EXTRACT start

- Origin: Paris, France
- Years active: 1989–1997
- Members: Julien Civange, Louis Haeri, Yan Van Uden

= La Place (band) =

La Place was a Rock band based in Paris, France (1989–1997). At 16, Julien Civange and school friend Louis Haeri created the band. In its very first version the band sounds like a mix of punk energy and funk music.

David Bowie who wanted the "best beginners band of the moment" invited La Place as an opening band for his concert with Tin Machine at La Cigale (1989).

Following a Tour Sauvage and hundreds of live shows before various change of line-up the band spent four years working in a basement, from which they emerged to make seven concerts with Simple Minds (April–May 1995). Two months after, they were invited by the Rolling Stones at the Paris Olympia (July 1995).

EXTRACT end

**TO DO**
Using the text about the band La Place, explain why La Place played as the opening band at La Cigale in 1989.

DATASET ENTRIES start

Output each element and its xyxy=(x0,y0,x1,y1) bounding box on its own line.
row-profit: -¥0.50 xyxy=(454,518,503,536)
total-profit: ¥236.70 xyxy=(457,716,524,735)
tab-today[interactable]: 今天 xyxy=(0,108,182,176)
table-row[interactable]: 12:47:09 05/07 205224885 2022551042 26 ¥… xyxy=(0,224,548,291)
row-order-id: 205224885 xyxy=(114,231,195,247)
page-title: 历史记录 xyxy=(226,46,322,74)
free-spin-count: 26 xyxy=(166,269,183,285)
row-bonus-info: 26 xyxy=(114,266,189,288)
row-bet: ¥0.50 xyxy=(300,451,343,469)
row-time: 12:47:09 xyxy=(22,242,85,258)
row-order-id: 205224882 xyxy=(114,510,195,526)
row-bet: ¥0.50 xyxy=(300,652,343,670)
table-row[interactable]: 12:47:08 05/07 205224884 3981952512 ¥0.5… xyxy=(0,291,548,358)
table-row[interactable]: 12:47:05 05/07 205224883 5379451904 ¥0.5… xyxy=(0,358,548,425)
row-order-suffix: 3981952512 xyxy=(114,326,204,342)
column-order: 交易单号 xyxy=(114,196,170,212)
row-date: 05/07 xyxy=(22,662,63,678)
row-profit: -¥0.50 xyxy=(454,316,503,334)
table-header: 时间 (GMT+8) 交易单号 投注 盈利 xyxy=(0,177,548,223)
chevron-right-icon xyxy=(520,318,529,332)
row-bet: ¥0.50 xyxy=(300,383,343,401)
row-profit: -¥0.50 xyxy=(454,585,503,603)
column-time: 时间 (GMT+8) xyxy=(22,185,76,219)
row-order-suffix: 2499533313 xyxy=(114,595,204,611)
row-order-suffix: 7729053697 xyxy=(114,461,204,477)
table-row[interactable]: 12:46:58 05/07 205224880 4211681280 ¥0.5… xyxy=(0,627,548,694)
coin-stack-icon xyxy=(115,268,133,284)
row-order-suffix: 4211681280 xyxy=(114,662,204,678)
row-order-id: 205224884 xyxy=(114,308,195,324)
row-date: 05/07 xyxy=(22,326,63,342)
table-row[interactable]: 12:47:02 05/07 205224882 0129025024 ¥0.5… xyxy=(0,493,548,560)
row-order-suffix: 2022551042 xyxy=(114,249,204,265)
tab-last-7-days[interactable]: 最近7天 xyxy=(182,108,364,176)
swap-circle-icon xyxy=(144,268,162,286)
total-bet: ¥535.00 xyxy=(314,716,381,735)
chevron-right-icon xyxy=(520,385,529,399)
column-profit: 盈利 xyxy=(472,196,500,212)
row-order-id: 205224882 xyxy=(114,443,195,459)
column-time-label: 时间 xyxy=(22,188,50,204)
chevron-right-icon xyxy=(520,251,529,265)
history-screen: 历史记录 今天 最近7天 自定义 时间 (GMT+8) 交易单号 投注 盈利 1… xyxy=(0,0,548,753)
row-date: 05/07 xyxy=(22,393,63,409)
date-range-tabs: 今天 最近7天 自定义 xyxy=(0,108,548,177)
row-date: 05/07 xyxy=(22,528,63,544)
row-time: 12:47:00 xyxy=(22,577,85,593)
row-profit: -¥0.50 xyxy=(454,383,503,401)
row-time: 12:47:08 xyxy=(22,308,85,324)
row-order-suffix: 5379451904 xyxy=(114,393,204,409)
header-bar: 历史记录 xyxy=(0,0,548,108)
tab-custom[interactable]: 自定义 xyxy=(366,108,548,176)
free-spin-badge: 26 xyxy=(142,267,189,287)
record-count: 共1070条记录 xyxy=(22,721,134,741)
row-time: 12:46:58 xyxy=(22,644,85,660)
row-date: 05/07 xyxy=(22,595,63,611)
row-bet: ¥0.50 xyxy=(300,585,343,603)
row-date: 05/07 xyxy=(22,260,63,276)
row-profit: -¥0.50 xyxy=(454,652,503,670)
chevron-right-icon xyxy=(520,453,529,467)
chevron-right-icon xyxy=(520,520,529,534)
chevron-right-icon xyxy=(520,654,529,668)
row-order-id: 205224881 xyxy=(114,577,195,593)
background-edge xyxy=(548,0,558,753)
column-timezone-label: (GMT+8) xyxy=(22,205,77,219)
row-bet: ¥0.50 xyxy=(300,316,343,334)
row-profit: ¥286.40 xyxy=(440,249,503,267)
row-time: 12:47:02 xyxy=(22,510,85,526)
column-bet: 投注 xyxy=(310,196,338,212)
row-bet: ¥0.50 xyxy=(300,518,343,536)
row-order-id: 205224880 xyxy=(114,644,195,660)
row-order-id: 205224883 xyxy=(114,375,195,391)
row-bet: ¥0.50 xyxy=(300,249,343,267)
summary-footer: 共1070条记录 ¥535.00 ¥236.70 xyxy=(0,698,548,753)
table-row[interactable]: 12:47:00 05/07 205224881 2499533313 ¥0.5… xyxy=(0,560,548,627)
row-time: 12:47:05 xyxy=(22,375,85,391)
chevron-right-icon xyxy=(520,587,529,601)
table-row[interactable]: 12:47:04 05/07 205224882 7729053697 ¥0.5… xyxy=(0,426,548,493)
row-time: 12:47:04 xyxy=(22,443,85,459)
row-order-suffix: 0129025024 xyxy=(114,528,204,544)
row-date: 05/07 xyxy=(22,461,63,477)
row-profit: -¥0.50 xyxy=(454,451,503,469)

DATASET ENTRIES end

**TASK OUTPUT**
David Bowie wanted the "best beginners band of the moment," so he invited La Place to open his concert with Tin Machine at La Cigale in 1989.